> **EXERCISE TASK**: Rewrite the records from the start through the line containing "menu-divider [435,255,539,256]", inclusive, replacing "maximize-button" with "restore-button" and leaving everything else unchanged. Give only those lines.

◆ ◆ ◆

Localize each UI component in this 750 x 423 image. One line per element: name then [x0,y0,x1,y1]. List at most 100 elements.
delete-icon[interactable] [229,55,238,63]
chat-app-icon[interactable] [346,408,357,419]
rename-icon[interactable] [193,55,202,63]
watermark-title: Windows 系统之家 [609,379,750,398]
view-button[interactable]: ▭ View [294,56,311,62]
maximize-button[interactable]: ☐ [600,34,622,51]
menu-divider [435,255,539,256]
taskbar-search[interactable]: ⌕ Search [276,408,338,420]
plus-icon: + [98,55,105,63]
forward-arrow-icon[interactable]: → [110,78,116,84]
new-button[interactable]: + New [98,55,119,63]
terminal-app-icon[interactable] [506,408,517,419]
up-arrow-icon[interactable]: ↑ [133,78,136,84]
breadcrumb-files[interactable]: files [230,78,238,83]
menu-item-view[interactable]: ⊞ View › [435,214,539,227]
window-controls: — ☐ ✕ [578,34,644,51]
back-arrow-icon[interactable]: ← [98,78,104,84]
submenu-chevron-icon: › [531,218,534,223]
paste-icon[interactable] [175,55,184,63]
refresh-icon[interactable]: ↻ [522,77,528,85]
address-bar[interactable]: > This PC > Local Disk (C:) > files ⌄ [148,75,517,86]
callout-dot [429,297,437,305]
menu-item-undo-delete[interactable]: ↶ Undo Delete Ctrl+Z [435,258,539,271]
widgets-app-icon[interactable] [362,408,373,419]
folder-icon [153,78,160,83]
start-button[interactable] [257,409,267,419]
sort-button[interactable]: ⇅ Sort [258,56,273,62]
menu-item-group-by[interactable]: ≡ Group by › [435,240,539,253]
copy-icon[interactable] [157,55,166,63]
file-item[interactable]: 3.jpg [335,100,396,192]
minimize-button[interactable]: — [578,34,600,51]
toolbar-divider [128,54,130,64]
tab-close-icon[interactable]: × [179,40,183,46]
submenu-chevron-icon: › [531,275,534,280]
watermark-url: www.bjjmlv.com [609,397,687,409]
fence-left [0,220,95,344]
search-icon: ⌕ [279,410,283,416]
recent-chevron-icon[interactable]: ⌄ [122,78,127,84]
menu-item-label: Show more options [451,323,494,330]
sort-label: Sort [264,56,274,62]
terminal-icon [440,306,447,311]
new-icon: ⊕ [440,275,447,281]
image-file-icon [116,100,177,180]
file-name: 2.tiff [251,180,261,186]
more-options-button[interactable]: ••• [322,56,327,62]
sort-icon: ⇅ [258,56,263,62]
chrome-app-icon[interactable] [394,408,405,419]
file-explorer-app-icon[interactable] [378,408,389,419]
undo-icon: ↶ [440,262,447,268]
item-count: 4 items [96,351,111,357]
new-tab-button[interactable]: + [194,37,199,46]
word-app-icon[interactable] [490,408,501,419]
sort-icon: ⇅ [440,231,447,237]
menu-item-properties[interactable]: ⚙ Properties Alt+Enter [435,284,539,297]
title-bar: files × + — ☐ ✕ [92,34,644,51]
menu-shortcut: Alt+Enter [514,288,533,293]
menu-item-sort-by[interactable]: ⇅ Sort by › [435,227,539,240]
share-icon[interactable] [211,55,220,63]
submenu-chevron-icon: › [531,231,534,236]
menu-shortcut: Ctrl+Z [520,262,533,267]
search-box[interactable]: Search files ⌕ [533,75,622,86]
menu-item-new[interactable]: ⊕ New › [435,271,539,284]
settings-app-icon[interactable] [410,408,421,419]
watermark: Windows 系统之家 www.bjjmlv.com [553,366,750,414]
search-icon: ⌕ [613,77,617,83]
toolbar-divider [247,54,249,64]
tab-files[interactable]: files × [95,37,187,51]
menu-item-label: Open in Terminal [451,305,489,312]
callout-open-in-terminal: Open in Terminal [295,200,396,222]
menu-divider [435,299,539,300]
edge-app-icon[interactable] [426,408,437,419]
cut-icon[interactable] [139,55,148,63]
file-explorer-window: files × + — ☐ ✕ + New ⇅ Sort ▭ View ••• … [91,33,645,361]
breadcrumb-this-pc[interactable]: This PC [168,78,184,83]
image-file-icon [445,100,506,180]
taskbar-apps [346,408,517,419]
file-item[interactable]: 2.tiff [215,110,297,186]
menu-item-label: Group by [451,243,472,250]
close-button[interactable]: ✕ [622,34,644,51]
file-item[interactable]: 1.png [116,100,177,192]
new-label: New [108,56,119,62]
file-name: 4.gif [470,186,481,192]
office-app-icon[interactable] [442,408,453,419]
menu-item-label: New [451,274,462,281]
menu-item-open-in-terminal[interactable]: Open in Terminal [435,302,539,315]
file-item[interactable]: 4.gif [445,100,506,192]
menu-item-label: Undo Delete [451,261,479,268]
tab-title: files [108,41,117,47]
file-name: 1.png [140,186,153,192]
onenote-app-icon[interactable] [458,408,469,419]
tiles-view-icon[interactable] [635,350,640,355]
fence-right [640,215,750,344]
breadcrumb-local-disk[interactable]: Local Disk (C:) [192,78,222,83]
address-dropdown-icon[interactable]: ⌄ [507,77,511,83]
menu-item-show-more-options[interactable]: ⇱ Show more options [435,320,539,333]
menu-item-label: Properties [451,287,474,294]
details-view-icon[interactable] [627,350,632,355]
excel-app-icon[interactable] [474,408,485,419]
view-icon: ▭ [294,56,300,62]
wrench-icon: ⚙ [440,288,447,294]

◆ ◆ ◆

> **TASK SOLUTION**:
Localize each UI component in this 750 x 423 image. One line per element: name then [x0,y0,x1,y1]. List at most 100 elements.
delete-icon[interactable] [229,55,238,63]
chat-app-icon[interactable] [346,408,357,419]
rename-icon[interactable] [193,55,202,63]
watermark-title: Windows 系统之家 [609,379,750,398]
view-button[interactable]: ▭ View [294,56,311,62]
restore-button[interactable]: ☐ [600,34,622,51]
menu-divider [435,255,539,256]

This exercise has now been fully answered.